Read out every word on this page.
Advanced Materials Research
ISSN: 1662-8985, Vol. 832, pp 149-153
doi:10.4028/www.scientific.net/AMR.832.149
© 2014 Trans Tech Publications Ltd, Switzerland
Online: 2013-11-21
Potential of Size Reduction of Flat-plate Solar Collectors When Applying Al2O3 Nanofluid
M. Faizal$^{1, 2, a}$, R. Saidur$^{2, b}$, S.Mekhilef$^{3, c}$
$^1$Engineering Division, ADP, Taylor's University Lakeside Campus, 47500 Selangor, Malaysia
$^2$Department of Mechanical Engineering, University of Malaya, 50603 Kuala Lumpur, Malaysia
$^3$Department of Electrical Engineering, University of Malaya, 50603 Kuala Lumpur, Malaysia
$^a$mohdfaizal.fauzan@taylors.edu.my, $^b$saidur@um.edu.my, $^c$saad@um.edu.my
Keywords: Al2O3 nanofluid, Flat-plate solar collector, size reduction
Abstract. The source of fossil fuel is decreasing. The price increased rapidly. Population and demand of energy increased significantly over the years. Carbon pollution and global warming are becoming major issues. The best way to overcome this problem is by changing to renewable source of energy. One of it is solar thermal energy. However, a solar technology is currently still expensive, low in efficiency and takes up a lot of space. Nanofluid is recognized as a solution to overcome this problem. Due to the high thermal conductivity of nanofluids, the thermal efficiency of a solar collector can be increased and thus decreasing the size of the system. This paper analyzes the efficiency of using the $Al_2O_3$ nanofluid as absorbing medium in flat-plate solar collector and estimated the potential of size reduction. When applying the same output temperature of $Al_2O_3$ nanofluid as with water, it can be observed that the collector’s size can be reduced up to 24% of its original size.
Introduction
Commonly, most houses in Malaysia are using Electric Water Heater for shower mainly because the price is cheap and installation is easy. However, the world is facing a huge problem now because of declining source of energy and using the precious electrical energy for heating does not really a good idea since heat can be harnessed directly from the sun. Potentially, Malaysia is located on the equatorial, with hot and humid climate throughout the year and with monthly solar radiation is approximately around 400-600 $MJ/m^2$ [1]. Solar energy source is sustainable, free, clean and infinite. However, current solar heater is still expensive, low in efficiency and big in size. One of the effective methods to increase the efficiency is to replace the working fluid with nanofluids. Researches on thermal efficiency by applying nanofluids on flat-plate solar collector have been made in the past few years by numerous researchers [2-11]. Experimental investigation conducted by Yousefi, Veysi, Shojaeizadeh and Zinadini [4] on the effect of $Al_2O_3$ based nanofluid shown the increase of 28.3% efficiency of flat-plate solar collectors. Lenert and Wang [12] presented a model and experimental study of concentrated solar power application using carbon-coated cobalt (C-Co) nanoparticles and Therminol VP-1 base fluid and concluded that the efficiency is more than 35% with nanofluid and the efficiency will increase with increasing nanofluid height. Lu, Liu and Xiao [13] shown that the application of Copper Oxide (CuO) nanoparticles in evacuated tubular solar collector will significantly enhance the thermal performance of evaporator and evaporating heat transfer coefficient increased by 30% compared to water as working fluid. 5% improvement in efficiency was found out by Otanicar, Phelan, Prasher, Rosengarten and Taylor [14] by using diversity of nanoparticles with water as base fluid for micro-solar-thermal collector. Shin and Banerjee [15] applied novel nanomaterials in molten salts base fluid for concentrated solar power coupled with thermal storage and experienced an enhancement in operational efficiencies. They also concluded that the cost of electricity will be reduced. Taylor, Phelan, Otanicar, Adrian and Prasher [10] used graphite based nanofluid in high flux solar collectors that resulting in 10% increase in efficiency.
++++++++
**Task statement**
Repeat the records above exactly, from the first line to the last.

**Problem solution**
Read out every word on this page.
Advanced Materials Research
ISSN: 1662-8985, Vol. 832, pp 149-153
doi:10.4028/www.scientific.net/AMR.832.149
© 2014 Trans Tech Publications Ltd, Switzerland
Online: 2013-11-21
Potential of Size Reduction of Flat-plate Solar Collectors When Applying Al2O3 Nanofluid
M. Faizal$^{1, 2, a}$, R. Saidur$^{2, b}$, S.Mekhilef$^{3, c}$
$^1$Engineering Division, ADP, Taylor's University Lakeside Campus, 47500 Selangor, Malaysia
$^2$Department of Mechanical Engineering, University of Malaya, 50603 Kuala Lumpur, Malaysia
$^3$Department of Electrical Engineering, University of Malaya, 50603 Kuala Lumpur, Malaysia
$^a$mohdfaizal.fauzan@taylors.edu.my, $^b$saidur@um.edu.my, $^c$saad@um.edu.my
Keywords: Al2O3 nanofluid, Flat-plate solar collector, size reduction
Abstract. The source of fossil fuel is decreasing. The price increased rapidly. Population and demand of energy increased significantly over the years. Carbon pollution and global warming are becoming major issues. The best way to overcome this problem is by changing to renewable source of energy. One of it is solar thermal energy. However, a solar technology is currently still expensive, low in efficiency and takes up a lot of space. Nanofluid is recognized as a solution to overcome this problem. Due to the high thermal conductivity of nanofluids, the thermal efficiency of a solar collector can be increased and thus decreasing the size of the system. This paper analyzes the efficiency of using the $Al_2O_3$ nanofluid as absorbing medium in flat-plate solar collector and estimated the potential of size reduction. When applying the same output temperature of $Al_2O_3$ nanofluid as with water, it can be observed that the collector’s size can be reduced up to 24% of its original size.
Introduction
Commonly, most houses in Malaysia are using Electric Water Heater for shower mainly because the price is cheap and installation is easy. However, the world is facing a huge problem now because of declining source of energy and using the precious electrical energy for heating does not really a good idea since heat can be harnessed directly from the sun. Potentially, Malaysia is located on the equatorial, with hot and humid climate throughout the year and with monthly solar radiation is approximately around 400-600 $MJ/m^2$ [1]. Solar energy source is sustainable, free, clean and infinite. However, current solar heater is still expensive, low in efficiency and big in size. One of the effective methods to increase the efficiency is to replace the working fluid with nanofluids. Researches on thermal efficiency by applying nanofluids on flat-plate solar collector have been made in the past few years by numerous researchers [2-11]. Experimental investigation conducted by Yousefi, Veysi, Shojaeizadeh and Zinadini [4] on the effect of $Al_2O_3$ based nanofluid shown the increase of 28.3% efficiency of flat-plate solar collectors. Lenert and Wang [12] presented a model and experimental study of concentrated solar power application using carbon-coated cobalt (C-Co) nanoparticles and Therminol VP-1 base fluid and concluded that the efficiency is more than 35% with nanofluid and the efficiency will increase with increasing nanofluid height. Lu, Liu and Xiao [13] shown that the application of Copper Oxide (CuO) nanoparticles in evacuated tubular solar collector will significantly enhance the thermal performance of evaporator and evaporating heat transfer coefficient increased by 30% compared to water as working fluid. 5% improvement in efficiency was found out by Otanicar, Phelan, Prasher, Rosengarten and Taylor [14] by using diversity of nanoparticles with water as base fluid for micro-solar-thermal collector. Shin and Banerjee [15] applied novel nanomaterials in molten salts base fluid for concentrated solar power coupled with thermal storage and experienced an enhancement in operational efficiencies. They also concluded that the cost of electricity will be reduced. Taylor, Phelan, Otanicar, Adrian and Prasher [10] used graphite based nanofluid in high flux solar collectors that resulting in 10% increase in efficiency.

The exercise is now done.